-- PROBLEM STATEMENT --
Return the material word for word. Do not include the pictures.
*** DATASET CONTENT
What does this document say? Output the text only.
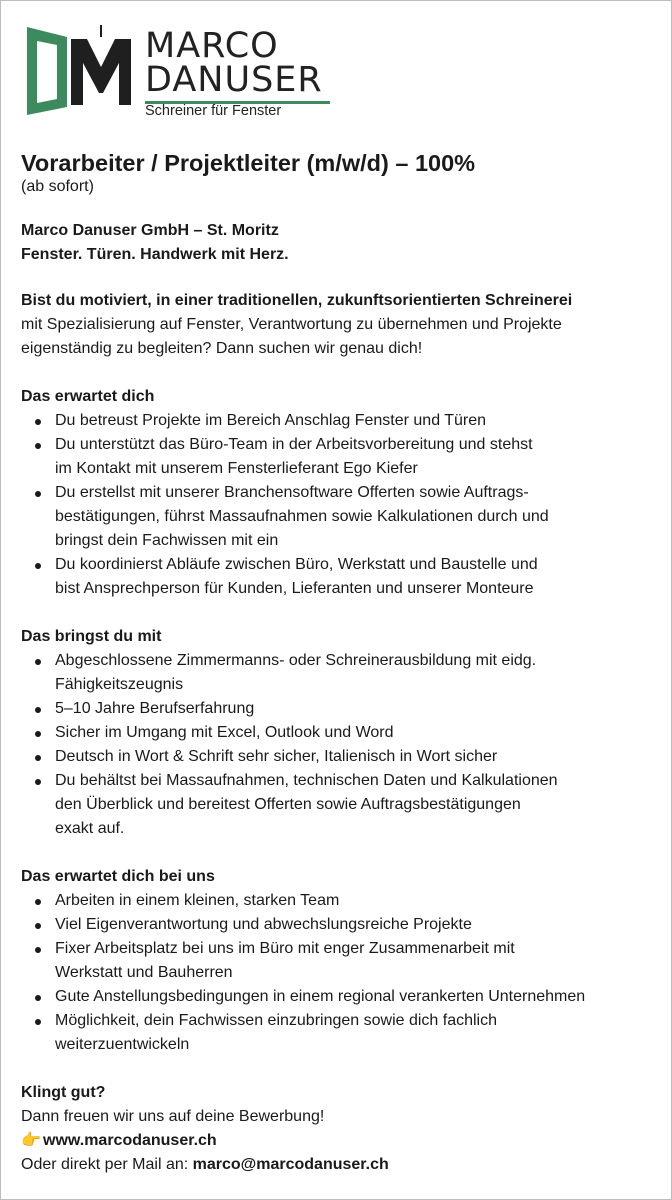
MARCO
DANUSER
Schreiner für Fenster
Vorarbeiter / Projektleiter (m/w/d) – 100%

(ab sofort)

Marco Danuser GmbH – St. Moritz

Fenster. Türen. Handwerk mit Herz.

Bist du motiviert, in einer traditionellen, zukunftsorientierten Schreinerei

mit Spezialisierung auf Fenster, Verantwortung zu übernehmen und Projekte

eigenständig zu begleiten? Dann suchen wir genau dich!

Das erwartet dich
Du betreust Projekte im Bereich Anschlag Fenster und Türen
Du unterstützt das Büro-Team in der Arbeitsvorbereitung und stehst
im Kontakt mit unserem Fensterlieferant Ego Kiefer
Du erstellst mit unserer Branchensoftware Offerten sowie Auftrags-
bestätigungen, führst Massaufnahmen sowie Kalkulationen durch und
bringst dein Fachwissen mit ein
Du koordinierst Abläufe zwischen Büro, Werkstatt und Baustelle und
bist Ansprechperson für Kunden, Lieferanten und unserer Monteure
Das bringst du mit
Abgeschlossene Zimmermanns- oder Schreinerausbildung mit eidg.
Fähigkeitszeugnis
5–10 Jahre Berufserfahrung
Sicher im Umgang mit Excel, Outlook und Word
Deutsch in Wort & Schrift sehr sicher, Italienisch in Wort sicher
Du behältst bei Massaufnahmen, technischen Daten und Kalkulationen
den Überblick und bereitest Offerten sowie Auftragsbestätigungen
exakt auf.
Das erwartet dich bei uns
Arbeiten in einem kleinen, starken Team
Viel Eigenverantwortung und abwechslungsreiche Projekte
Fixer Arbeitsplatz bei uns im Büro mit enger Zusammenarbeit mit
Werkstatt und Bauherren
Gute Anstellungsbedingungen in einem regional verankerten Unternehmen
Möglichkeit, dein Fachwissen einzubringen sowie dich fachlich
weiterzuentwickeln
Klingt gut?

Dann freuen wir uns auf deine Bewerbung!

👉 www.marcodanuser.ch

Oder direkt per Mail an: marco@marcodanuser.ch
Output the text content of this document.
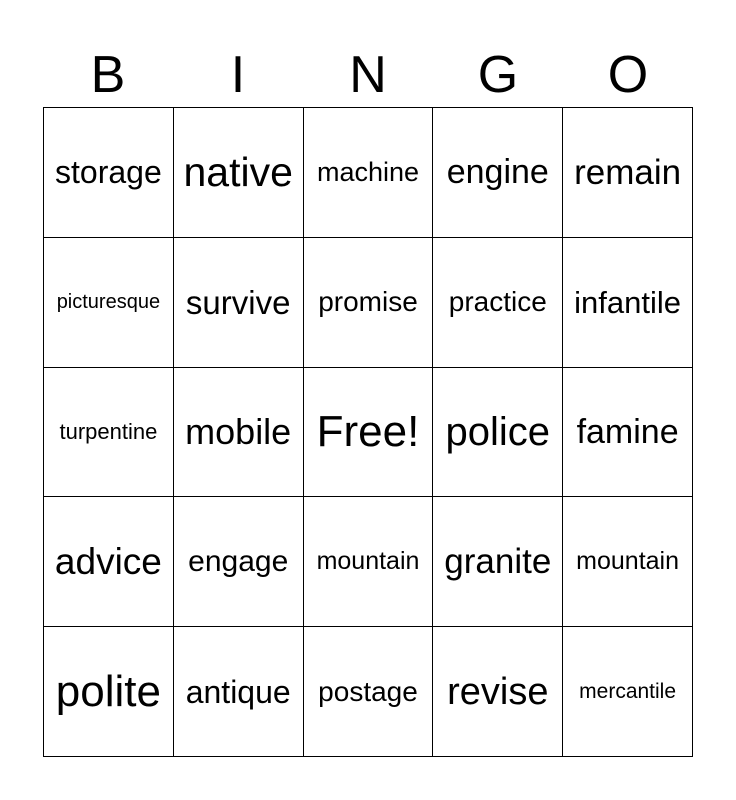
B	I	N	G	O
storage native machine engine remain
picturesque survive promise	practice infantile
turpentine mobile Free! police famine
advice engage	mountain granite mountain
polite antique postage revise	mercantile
******
-- EXERCISE SOLUTION --
What does this document say? Output the text only.
MARCO
DANUSER
Schreiner für Fenster
Vorarbeiter / Projektleiter (m/w/d) – 100%

(ab sofort)

Marco Danuser GmbH – St. Moritz

Fenster. Türen. Handwerk mit Herz.

Bist du motiviert, in einer traditionellen, zukunftsorientierten Schreinerei

mit Spezialisierung auf Fenster, Verantwortung zu übernehmen und Projekte

eigenständig zu begleiten? Dann suchen wir genau dich!

Das erwartet dich
Du betreust Projekte im Bereich Anschlag Fenster und Türen
Du unterstützt das Büro-Team in der Arbeitsvorbereitung und stehst
im Kontakt mit unserem Fensterlieferant Ego Kiefer
Du erstellst mit unserer Branchensoftware Offerten sowie Auftrags-
bestätigungen, führst Massaufnahmen sowie Kalkulationen durch und
bringst dein Fachwissen mit ein
Du koordinierst Abläufe zwischen Büro, Werkstatt und Baustelle und
bist Ansprechperson für Kunden, Lieferanten und unserer Monteure
Das bringst du mit
Abgeschlossene Zimmermanns- oder Schreinerausbildung mit eidg.
Fähigkeitszeugnis
5–10 Jahre Berufserfahrung
Sicher im Umgang mit Excel, Outlook und Word
Deutsch in Wort & Schrift sehr sicher, Italienisch in Wort sicher
Du behältst bei Massaufnahmen, technischen Daten und Kalkulationen
den Überblick und bereitest Offerten sowie Auftragsbestätigungen
exakt auf.
Das erwartet dich bei uns
Arbeiten in einem kleinen, starken Team
Viel Eigenverantwortung und abwechslungsreiche Projekte
Fixer Arbeitsplatz bei uns im Büro mit enger Zusammenarbeit mit
Werkstatt und Bauherren
Gute Anstellungsbedingungen in einem regional verankerten Unternehmen
Möglichkeit, dein Fachwissen einzubringen sowie dich fachlich
weiterzuentwickeln
Klingt gut?

Dann freuen wir uns auf deine Bewerbung!

👉 www.marcodanuser.ch

Oder direkt per Mail an: marco@marcodanuser.ch
Output the text content of this document.
B	I	N	G	O
storage native machine engine remain
picturesque survive promise	practice infantile
turpentine mobile Free! police famine
advice engage	mountain granite mountain
polite antique postage revise	mercantile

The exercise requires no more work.